- _EXERCISE PROMPT_
In the material below, find every line with "охраны" and pull it out.

[Dataset items]
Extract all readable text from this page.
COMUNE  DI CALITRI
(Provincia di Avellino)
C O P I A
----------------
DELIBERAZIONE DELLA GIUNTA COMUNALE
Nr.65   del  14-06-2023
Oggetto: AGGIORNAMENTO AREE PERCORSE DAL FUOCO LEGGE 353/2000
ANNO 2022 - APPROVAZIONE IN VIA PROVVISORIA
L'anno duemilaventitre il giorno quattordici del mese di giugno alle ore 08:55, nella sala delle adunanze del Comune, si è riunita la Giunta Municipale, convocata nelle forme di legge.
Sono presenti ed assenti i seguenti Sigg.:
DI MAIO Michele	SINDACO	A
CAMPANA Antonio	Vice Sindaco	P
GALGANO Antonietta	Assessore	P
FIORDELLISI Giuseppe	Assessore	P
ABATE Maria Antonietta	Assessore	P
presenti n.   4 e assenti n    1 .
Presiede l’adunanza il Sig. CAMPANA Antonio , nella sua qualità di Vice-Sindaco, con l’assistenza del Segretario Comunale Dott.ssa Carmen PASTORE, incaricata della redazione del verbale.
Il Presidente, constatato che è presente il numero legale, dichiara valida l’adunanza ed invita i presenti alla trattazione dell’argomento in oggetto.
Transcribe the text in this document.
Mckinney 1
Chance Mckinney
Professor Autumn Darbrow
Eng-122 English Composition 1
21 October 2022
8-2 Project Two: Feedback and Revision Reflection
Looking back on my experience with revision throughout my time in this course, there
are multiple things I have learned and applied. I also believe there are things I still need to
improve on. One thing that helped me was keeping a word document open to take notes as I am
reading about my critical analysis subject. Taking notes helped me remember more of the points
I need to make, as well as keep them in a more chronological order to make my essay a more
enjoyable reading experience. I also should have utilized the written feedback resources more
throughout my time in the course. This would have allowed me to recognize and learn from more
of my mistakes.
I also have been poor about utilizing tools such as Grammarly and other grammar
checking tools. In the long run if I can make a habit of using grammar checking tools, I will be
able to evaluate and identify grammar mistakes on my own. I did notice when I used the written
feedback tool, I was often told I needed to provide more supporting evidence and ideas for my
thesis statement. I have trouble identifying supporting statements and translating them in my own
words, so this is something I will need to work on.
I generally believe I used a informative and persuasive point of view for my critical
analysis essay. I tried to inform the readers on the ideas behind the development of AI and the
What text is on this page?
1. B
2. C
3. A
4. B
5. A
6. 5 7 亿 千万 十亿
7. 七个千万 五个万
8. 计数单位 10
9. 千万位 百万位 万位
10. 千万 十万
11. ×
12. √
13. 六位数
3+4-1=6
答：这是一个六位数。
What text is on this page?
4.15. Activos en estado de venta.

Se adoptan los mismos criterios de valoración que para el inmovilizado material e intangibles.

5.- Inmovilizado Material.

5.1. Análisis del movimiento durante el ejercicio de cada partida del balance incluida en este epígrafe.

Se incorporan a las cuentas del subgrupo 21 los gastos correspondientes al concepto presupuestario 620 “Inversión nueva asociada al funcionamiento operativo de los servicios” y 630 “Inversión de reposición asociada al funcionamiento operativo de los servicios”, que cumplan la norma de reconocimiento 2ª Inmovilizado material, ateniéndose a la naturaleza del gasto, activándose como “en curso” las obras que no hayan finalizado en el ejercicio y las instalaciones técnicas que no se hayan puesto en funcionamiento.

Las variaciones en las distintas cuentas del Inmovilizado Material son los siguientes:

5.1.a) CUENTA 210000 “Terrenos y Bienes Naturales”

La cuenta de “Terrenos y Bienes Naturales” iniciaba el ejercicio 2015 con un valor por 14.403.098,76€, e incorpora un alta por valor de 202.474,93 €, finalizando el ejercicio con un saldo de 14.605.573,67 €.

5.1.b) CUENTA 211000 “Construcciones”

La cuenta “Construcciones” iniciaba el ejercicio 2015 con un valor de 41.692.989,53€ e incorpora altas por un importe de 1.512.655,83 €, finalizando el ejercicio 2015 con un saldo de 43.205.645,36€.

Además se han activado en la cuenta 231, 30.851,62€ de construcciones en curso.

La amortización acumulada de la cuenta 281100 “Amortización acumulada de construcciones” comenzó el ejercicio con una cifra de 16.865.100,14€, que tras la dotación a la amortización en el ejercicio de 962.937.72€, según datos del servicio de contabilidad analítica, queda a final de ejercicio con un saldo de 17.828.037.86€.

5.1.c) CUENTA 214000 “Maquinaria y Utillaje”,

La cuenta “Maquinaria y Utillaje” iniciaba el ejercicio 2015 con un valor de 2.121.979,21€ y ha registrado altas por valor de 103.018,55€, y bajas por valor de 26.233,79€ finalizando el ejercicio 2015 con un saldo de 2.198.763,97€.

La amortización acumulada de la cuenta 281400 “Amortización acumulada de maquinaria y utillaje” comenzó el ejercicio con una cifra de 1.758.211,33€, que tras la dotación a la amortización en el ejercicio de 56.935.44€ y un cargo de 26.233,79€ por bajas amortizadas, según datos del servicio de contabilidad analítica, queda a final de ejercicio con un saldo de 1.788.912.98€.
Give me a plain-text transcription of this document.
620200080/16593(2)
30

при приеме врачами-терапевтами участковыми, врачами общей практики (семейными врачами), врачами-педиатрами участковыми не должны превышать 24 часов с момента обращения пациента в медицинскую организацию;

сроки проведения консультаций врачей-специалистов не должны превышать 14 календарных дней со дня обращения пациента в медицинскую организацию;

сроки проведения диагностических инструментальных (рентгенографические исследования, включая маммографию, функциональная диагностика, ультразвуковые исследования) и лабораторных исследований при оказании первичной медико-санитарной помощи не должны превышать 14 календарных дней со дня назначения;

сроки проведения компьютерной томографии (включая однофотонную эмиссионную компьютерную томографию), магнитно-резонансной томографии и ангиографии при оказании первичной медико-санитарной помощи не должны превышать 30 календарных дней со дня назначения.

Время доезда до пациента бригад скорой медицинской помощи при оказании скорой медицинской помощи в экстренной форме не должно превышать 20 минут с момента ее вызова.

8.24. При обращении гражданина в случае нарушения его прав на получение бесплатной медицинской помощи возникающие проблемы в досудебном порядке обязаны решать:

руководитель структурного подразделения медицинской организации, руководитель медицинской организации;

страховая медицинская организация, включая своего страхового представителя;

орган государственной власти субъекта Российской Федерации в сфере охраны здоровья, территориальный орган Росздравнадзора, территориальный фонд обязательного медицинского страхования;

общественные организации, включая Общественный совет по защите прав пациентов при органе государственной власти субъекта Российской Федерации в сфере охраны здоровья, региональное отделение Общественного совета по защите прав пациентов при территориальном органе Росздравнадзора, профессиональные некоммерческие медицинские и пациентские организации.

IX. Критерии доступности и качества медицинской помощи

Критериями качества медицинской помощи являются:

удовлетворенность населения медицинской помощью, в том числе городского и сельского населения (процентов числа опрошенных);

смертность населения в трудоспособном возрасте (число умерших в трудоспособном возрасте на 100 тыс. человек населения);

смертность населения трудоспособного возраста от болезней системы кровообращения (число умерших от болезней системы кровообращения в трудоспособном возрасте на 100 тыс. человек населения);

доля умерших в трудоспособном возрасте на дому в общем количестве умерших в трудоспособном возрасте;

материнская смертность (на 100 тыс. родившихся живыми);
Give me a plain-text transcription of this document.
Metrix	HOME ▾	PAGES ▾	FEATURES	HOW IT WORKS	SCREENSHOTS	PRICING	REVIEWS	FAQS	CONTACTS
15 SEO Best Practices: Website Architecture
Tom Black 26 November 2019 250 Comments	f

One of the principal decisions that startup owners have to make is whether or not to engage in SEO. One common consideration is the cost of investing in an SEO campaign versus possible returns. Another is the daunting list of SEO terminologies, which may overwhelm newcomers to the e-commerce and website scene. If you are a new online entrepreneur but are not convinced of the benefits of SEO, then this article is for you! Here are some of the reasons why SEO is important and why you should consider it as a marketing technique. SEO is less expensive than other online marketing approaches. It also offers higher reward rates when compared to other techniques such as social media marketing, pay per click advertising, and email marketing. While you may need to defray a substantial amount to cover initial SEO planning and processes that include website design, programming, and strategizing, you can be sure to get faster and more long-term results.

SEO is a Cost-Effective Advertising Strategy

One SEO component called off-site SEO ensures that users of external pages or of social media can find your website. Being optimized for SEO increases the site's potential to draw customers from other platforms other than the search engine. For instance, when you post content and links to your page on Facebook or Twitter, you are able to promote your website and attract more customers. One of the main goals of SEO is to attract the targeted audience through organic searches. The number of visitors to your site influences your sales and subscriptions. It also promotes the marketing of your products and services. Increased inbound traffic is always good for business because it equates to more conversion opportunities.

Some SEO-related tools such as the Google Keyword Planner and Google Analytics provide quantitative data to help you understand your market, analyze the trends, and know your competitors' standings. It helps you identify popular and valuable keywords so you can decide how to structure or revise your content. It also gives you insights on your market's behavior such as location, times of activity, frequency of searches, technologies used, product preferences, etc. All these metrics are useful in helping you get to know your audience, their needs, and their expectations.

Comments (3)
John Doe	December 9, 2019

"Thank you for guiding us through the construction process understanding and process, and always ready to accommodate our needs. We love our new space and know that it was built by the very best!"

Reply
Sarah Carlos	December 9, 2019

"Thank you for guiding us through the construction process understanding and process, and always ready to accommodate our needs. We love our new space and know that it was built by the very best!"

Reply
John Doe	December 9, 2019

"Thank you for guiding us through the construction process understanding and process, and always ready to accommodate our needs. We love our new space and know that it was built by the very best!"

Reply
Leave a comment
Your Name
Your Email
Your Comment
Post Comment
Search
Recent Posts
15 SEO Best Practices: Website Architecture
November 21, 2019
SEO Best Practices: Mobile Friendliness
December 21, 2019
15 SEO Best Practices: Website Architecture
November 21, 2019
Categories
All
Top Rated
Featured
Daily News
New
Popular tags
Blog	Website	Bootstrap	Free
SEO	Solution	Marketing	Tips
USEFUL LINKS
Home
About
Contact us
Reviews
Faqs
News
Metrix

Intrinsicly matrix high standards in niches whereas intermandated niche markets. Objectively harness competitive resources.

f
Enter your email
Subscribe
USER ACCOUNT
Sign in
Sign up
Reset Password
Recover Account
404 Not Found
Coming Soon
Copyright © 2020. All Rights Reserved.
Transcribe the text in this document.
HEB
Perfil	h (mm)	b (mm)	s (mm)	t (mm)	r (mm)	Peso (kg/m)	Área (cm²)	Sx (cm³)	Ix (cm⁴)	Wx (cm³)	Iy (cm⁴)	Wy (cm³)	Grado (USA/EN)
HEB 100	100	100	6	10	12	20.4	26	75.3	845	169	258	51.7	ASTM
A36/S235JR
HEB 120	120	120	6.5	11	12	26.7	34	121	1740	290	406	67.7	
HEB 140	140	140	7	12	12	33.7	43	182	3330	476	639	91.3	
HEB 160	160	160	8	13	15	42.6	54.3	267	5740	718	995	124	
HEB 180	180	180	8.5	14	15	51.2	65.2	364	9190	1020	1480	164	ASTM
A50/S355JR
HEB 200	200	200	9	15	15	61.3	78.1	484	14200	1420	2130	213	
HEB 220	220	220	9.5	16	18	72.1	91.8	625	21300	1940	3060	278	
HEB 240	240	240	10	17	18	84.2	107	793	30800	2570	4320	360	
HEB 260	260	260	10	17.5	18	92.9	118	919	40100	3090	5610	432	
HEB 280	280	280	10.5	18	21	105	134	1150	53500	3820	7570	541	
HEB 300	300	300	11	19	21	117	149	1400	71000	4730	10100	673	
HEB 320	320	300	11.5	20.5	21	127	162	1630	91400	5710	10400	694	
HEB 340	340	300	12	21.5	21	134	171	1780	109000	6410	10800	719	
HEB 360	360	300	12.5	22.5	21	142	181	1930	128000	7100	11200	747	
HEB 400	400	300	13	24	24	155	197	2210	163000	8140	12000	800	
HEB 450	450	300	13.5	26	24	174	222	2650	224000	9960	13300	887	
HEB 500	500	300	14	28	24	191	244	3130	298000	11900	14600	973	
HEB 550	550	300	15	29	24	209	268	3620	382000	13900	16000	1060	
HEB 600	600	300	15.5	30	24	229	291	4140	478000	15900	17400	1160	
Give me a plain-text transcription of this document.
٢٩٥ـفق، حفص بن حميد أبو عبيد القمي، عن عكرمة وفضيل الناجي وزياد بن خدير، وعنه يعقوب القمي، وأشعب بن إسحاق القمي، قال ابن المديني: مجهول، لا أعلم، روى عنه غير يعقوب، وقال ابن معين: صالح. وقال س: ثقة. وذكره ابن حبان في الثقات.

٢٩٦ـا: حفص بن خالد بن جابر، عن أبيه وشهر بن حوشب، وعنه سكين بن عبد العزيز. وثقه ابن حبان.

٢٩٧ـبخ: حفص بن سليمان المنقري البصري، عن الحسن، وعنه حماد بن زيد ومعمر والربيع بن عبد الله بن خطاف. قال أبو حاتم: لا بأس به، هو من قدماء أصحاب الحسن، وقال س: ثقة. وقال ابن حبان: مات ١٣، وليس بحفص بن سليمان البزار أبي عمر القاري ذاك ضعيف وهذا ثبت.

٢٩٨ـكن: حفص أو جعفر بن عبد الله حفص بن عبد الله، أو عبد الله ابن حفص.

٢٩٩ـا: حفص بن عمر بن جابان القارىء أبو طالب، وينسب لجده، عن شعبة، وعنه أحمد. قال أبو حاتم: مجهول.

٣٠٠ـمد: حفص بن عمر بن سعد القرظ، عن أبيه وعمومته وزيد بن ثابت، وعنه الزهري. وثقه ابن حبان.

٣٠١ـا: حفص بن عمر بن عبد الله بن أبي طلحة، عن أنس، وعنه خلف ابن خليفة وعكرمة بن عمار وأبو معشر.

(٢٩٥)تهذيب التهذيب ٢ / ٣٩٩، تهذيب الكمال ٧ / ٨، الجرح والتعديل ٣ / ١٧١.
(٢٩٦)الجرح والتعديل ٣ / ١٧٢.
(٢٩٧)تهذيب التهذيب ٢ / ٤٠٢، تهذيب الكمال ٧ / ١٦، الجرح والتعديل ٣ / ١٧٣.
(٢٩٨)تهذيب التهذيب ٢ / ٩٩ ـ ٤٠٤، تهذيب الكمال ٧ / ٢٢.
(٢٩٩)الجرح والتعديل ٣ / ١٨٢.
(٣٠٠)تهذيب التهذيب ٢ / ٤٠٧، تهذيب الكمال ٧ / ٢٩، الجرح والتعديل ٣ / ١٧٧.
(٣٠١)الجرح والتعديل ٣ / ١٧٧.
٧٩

- _WORKED ANSWER_
орган государственной власти субъекта Российской Федерации в сфере охраны здоровья, территориальный орган Росздравнадзора, территориальный фонд обязательного медицинского страхования;
общественные организации, включая Общественный совет по защите прав пациентов при органе государственной власти субъекта Российской Федерации в сфере охраны здоровья, региональное отделение Общественного совета по защите прав пациентов при территориальном органе Росздравнадзора, профессиональные некоммерческие медицинские и пациентские организации.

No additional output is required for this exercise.